[Data entries]
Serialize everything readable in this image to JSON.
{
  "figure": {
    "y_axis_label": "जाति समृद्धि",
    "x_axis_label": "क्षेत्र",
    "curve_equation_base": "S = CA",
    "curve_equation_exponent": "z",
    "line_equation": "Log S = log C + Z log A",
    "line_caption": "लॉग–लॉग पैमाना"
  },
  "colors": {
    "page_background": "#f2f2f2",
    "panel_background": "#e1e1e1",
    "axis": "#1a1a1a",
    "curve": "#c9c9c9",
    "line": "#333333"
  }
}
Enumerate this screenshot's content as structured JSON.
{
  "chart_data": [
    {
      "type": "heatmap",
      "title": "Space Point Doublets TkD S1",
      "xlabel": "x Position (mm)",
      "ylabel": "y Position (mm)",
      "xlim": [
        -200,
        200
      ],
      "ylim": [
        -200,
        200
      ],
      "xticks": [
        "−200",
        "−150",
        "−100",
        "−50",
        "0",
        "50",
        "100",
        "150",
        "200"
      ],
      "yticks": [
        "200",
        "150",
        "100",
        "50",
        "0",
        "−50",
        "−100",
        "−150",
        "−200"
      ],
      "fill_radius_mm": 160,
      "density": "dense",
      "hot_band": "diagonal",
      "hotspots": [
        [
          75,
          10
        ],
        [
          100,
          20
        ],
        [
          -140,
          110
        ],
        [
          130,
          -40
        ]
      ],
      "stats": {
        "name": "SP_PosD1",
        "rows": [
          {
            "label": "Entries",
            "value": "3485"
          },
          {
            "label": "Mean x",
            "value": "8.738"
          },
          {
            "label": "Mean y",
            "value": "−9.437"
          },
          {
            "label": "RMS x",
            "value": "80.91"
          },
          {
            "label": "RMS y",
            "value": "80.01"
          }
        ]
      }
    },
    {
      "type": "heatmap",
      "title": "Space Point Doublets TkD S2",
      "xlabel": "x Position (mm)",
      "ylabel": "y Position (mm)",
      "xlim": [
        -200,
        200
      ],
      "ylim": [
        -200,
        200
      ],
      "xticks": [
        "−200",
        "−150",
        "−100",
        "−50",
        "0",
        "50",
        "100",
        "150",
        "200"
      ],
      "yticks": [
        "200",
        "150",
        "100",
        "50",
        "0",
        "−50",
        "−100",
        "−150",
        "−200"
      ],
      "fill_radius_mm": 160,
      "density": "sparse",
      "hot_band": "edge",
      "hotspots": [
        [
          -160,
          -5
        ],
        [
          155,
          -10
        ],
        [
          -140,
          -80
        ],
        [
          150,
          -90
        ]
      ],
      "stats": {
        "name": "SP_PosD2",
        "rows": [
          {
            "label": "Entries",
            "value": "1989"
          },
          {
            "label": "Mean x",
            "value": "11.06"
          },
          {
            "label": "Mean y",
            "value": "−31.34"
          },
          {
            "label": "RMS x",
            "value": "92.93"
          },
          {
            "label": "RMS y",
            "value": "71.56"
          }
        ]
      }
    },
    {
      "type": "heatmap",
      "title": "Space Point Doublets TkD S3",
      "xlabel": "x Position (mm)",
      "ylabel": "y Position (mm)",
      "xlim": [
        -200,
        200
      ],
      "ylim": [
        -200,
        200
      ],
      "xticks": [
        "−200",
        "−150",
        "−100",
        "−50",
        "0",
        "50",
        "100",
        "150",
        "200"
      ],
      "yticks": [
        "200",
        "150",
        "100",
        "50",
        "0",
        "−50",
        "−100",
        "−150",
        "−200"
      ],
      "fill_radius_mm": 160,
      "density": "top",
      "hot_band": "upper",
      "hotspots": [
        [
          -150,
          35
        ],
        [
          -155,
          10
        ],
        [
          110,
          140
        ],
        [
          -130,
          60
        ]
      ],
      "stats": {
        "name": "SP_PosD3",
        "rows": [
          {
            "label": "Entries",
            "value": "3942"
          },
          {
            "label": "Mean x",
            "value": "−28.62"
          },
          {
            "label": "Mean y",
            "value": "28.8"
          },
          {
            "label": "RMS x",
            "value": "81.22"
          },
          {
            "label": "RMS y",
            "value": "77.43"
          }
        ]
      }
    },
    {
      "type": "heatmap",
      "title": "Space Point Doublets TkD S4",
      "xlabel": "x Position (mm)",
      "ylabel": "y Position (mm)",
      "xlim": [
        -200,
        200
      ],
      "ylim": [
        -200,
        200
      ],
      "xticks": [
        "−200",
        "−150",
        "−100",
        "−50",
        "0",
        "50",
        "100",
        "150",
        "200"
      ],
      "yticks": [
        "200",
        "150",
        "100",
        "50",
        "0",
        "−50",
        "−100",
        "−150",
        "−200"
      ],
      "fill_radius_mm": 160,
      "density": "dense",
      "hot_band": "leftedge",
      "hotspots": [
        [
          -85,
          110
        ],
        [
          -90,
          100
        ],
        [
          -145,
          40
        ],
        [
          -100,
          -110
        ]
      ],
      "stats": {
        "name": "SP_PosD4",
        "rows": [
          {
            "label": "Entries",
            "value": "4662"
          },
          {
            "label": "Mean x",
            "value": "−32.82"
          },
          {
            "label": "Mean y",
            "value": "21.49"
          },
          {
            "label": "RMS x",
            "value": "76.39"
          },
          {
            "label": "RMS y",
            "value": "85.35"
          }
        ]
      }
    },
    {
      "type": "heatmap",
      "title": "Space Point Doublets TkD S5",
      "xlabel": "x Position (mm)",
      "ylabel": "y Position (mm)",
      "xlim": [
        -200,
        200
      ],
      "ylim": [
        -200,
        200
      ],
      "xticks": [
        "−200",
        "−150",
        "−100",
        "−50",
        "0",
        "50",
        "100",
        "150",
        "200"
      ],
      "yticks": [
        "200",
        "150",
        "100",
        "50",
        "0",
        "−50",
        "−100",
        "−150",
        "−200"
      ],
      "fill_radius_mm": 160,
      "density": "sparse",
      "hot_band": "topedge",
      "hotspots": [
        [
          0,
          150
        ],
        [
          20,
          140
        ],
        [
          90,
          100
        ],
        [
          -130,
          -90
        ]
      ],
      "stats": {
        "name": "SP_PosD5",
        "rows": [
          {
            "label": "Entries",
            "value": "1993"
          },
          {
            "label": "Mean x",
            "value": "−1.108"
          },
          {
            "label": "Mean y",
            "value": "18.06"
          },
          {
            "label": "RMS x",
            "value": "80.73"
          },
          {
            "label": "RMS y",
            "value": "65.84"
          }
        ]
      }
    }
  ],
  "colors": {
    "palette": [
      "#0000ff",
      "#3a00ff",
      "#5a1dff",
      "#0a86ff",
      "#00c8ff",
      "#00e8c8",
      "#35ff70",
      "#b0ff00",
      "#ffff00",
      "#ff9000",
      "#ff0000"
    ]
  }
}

* [What this task involves]
Find each line holding "Doublets". Copy it out.

* [Answer in full]
      "title": "Space Point Doublets TkD S1",
      "title": "Space Point Doublets TkD S2",
      "title": "Space Point Doublets TkD S3",
      "title": "Space Point Doublets TkD S4",
      "title": "Space Point Doublets TkD S5",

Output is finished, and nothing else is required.